Excerpt provided:

----

Pteridium aquilinum (common name: bracken)

Propagation: Spores can be surface sown in the same way as other ferns but this plant really does not need any help in spreading itself about.

Division is also possible but usually totally unnecessary.

Cultivation: Prefers a light, acid, deep sandy soil[1]. Dislikes shade according to some reports[2][3] whilst another says that it tolerates full sun but prefers light shade[4]. Prefers a pH in the range 4 to 6[4].

Members of this genus are rarely if ever troubled by browsing deer[5].

This is an extremely invasive plant and is a noxious weed. It is one of the most widespread plants in the world, being found in all parts of the globe other than the extreme north and south[6]. Plants can be cut down twice a year to provide compost material, this will not kill the plants. If the plants are cut down three times a year this will gradually weaken and eventually kill them.

Range: Most areas of the globe, including Britain, but absent from the Arctic and temperate S. America.

Habitat: Heath, woodland and grassland. A common and highly invasive weed of acid soils[7], it is rarely found on limestone or wet peats[3].

Edibility: Root - cooked. It can be dried and ground into a powder[8][2][9][10][11][12][13][14][15]. The root is very fibrous so traditionally it was baked after being dried, the outer skin was peeled off and the roots pounded into a powder with sticks so that the inner fibres could be removed[16][17]. The dried root will store for years[16]. The root contains 60% starch[18]. The dry weight content of starch is between 43 and 72%[16]. This starch can be extracted from the roots and is used in making dumplings which are eaten with soya flour and sugar as a delicacy[19]. The root has a somewhat constipating effect upon the body so is best eaten with foods that have a laxative quality[17].

----

Exercise goal:
Answer these questions about the text on bracken:
(a) What pH range does the plant prefer?
(b) How many times a year can the plants be cut down without killing them?
(c) On what two kinds of ground is the plant rarely found?
The items that follow come from a separate source.

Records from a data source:
----

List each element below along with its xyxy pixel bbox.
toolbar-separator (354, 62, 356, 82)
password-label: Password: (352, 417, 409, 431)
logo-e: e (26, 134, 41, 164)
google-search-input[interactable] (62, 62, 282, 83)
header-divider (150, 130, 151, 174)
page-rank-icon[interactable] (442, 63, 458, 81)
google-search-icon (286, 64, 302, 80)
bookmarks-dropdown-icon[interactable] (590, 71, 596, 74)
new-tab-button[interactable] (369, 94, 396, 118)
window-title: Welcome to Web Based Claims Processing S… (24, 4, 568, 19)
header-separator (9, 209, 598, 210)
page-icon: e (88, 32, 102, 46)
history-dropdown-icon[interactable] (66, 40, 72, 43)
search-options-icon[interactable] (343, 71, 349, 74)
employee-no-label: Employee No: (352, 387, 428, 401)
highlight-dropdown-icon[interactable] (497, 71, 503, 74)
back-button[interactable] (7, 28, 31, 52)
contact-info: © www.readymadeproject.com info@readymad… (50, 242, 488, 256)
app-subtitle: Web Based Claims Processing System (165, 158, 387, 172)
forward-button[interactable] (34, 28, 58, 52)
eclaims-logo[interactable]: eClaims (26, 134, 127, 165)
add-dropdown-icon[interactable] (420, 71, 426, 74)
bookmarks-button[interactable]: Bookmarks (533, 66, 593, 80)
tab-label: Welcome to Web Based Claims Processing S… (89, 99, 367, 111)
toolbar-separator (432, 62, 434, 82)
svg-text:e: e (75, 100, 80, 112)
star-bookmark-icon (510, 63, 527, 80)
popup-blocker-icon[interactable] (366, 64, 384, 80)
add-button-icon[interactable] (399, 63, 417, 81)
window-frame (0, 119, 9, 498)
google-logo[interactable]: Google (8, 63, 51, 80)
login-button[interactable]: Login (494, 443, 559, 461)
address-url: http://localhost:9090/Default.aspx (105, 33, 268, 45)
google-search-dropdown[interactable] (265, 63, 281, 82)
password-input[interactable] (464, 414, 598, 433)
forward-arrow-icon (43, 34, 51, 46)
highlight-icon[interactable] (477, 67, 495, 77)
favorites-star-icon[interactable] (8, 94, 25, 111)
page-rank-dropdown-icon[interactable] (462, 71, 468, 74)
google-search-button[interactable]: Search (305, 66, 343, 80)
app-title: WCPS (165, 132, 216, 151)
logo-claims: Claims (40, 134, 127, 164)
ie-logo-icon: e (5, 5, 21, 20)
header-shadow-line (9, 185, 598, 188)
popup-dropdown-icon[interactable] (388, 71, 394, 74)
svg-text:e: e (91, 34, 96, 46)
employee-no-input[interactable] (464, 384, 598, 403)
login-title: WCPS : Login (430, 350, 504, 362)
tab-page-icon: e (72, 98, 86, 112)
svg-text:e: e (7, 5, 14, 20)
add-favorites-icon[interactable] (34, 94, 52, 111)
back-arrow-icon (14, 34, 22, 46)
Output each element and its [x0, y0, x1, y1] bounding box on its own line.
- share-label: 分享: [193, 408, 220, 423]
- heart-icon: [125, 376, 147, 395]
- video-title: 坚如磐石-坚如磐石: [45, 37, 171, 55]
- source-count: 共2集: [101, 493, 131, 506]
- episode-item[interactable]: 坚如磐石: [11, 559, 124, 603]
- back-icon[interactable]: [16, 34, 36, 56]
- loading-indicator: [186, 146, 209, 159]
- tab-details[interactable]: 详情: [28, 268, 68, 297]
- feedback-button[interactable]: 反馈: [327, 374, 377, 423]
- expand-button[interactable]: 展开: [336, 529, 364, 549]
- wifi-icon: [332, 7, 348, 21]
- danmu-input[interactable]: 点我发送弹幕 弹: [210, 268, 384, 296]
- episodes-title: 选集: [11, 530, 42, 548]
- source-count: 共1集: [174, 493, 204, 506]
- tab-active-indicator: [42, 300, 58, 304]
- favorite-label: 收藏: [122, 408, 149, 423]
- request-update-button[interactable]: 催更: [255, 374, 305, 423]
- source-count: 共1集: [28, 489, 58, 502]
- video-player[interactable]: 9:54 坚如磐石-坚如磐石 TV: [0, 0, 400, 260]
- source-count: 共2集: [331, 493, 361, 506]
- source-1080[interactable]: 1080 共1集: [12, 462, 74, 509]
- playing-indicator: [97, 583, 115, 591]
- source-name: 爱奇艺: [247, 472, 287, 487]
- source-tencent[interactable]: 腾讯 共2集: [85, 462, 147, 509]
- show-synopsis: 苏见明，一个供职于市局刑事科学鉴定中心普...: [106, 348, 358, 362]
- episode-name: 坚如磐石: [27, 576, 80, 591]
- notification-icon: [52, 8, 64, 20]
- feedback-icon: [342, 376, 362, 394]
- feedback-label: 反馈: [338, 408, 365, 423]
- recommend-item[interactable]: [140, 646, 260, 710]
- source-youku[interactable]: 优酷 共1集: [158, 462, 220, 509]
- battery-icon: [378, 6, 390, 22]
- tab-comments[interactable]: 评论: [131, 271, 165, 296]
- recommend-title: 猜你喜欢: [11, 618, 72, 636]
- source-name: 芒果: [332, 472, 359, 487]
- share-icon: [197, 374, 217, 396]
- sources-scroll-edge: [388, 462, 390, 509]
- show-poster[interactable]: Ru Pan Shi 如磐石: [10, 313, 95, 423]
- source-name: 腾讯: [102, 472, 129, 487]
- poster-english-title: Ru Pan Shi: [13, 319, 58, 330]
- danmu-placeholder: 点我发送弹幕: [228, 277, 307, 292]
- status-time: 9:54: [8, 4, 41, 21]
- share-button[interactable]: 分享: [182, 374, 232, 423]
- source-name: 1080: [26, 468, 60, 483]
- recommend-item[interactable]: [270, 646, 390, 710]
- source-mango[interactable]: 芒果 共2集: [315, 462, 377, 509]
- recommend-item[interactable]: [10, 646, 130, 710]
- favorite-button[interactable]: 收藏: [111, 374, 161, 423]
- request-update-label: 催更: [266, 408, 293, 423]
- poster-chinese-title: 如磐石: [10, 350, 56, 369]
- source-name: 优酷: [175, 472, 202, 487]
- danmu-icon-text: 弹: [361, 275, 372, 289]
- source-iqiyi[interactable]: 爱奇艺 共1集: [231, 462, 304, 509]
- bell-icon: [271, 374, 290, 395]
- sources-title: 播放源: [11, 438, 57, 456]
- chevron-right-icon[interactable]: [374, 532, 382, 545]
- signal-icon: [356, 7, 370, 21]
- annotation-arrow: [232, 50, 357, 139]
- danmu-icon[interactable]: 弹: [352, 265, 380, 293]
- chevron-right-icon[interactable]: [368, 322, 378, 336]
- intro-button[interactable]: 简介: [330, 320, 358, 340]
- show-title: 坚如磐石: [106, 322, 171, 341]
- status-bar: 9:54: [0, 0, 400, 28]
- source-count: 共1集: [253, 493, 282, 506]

----

Solved exercise:
(a) 4 to 6
(b) Twice a year
(c) Limestone and wet peats